[Stored items from a collection]
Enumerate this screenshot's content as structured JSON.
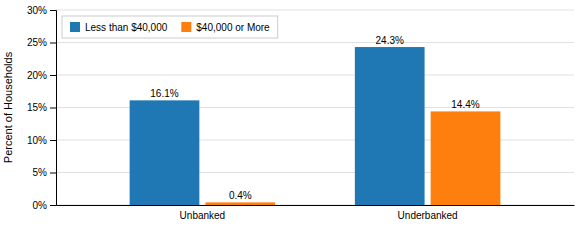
{
  "chart_data": {
    "type": "bar",
    "categories": [
      "Unbanked",
      "Underbanked"
    ],
    "series": [
      {
        "name": "Less than $40,000",
        "values": [
          16.1,
          24.3
        ],
        "value_labels": [
          "16.1%",
          "24.3%"
        ]
      },
      {
        "name": "$40,000 or More",
        "values": [
          0.4,
          14.4
        ],
        "value_labels": [
          "0.4%",
          "14.4%"
        ]
      }
    ],
    "y_label": "Percent of Households",
    "ylim": [
      0,
      30
    ],
    "yticks": [
      {
        "value": 0,
        "label": "0%"
      },
      {
        "value": 5,
        "label": "5%"
      },
      {
        "value": 10,
        "label": "10%"
      },
      {
        "value": 15,
        "label": "15%"
      },
      {
        "value": 20,
        "label": "20%"
      },
      {
        "value": 25,
        "label": "25%"
      },
      {
        "value": 30,
        "label": "30%"
      }
    ],
    "grid": true,
    "legend": "upper left",
    "data_labels": true
  }
}
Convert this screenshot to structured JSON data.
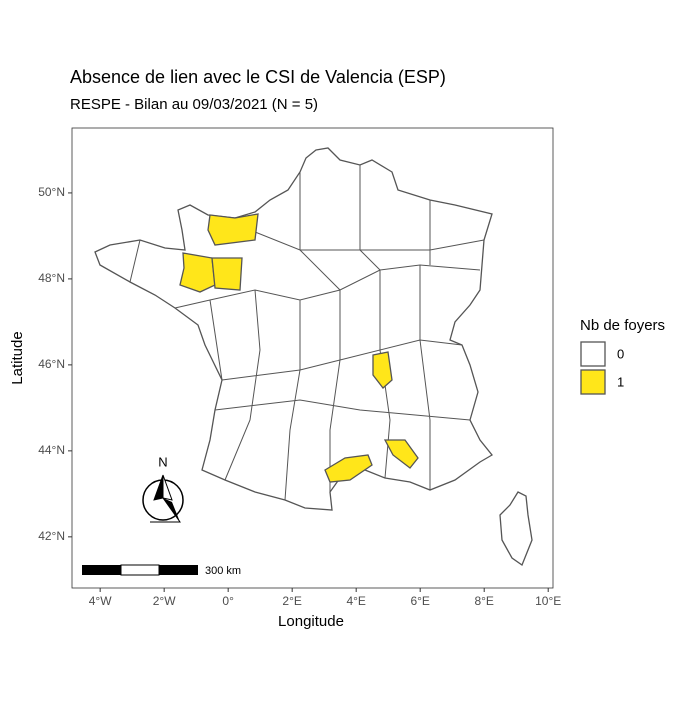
{
  "chart_data": {
    "type": "map",
    "title": "Absence de lien avec le CSI de Valencia (ESP)",
    "subtitle": "RESPE - Bilan au 09/03/2021 (N = 5)",
    "x_label": "Longitude",
    "y_label": "Latitude",
    "xlim": [
      -4.88,
      10.15
    ],
    "ylim": [
      40.81,
      51.51
    ],
    "xticks": [
      {
        "value": -4,
        "label": "4°W"
      },
      {
        "value": -2,
        "label": "2°W"
      },
      {
        "value": 0,
        "label": "0°"
      },
      {
        "value": 2,
        "label": "2°E"
      },
      {
        "value": 4,
        "label": "4°E"
      },
      {
        "value": 6,
        "label": "6°E"
      },
      {
        "value": 8,
        "label": "8°E"
      },
      {
        "value": 10,
        "label": "10°E"
      }
    ],
    "yticks": [
      {
        "value": 42,
        "label": "42°N"
      },
      {
        "value": 44,
        "label": "44°N"
      },
      {
        "value": 46,
        "label": "46°N"
      },
      {
        "value": 48,
        "label": "48°N"
      },
      {
        "value": 50,
        "label": "50°N"
      }
    ],
    "grid": false,
    "legend": {
      "title": "Nb de foyers",
      "categories": [
        0,
        1
      ],
      "colors": [
        "#ffffff",
        "#ffe61a"
      ]
    },
    "north_label": "N",
    "scale_label": "300 km"
  }
}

## PROBLEM DESCRIPTION
Copy out the data above exactly, except the pictures.

## ANSWER IN FULL
Enumerate this screenshot's content as structured JSON.
{
  "chart_data": {
    "type": "bar",
    "categories": [
      "Unbanked",
      "Underbanked"
    ],
    "series": [
      {
        "name": "Less than $40,000",
        "values": [
          16.1,
          24.3
        ],
        "value_labels": [
          "16.1%",
          "24.3%"
        ]
      },
      {
        "name": "$40,000 or More",
        "values": [
          0.4,
          14.4
        ],
        "value_labels": [
          "0.4%",
          "14.4%"
        ]
      }
    ],
    "y_label": "Percent of Households",
    "ylim": [
      0,
      30
    ],
    "yticks": [
      {
        "value": 0,
        "label": "0%"
      },
      {
        "value": 5,
        "label": "5%"
      },
      {
        "value": 10,
        "label": "10%"
      },
      {
        "value": 15,
        "label": "15%"
      },
      {
        "value": 20,
        "label": "20%"
      },
      {
        "value": 25,
        "label": "25%"
      },
      {
        "value": 30,
        "label": "30%"
      }
    ],
    "grid": true,
    "legend": "upper left",
    "data_labels": true
  }
}
Convert this screenshot to structured JSON data.
{
  "chart_data": {
    "type": "map",
    "title": "Absence de lien avec le CSI de Valencia (ESP)",
    "subtitle": "RESPE - Bilan au 09/03/2021 (N = 5)",
    "x_label": "Longitude",
    "y_label": "Latitude",
    "xlim": [
      -4.88,
      10.15
    ],
    "ylim": [
      40.81,
      51.51
    ],
    "xticks": [
      {
        "value": -4,
        "label": "4°W"
      },
      {
        "value": -2,
        "label": "2°W"
      },
      {
        "value": 0,
        "label": "0°"
      },
      {
        "value": 2,
        "label": "2°E"
      },
      {
        "value": 4,
        "label": "4°E"
      },
      {
        "value": 6,
        "label": "6°E"
      },
      {
        "value": 8,
        "label": "8°E"
      },
      {
        "value": 10,
        "label": "10°E"
      }
    ],
    "yticks": [
      {
        "value": 42,
        "label": "42°N"
      },
      {
        "value": 44,
        "label": "44°N"
      },
      {
        "value": 46,
        "label": "46°N"
      },
      {
        "value": 48,
        "label": "48°N"
      },
      {
        "value": 50,
        "label": "50°N"
      }
    ],
    "grid": false,
    "legend": {
      "title": "Nb de foyers",
      "categories": [
        0,
        1
      ],
      "colors": [
        "#ffffff",
        "#ffe61a"
      ]
    },
    "north_label": "N",
    "scale_label": "300 km"
  }
}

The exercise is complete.